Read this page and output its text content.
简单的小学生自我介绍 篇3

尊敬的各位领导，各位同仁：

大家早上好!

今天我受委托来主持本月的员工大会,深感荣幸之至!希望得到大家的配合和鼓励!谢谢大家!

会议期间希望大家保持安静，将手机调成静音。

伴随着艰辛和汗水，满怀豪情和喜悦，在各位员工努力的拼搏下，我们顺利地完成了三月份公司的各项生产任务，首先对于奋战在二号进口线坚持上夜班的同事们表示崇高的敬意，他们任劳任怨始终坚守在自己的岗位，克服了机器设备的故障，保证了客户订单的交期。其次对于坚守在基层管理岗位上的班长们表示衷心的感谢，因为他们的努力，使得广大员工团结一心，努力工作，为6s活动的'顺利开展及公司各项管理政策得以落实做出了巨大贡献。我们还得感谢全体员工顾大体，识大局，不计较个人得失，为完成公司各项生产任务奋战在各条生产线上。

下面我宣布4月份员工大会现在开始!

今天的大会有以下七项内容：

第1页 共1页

▶ Task to carry out
Output all of the data above without any alteration.

▶ Written answer
Read this page and output its text content.
简单的小学生自我介绍 篇3

尊敬的各位领导，各位同仁：

大家早上好!

今天我受委托来主持本月的员工大会,深感荣幸之至!希望得到大家的配合和鼓励!谢谢大家!

会议期间希望大家保持安静，将手机调成静音。

伴随着艰辛和汗水，满怀豪情和喜悦，在各位员工努力的拼搏下，我们顺利地完成了三月份公司的各项生产任务，首先对于奋战在二号进口线坚持上夜班的同事们表示崇高的敬意，他们任劳任怨始终坚守在自己的岗位，克服了机器设备的故障，保证了客户订单的交期。其次对于坚守在基层管理岗位上的班长们表示衷心的感谢，因为他们的努力，使得广大员工团结一心，努力工作，为6s活动的'顺利开展及公司各项管理政策得以落实做出了巨大贡献。我们还得感谢全体员工顾大体，识大局，不计较个人得失，为完成公司各项生产任务奋战在各条生产线上。

下面我宣布4月份员工大会现在开始!

今天的大会有以下七项内容：

第1页 共1页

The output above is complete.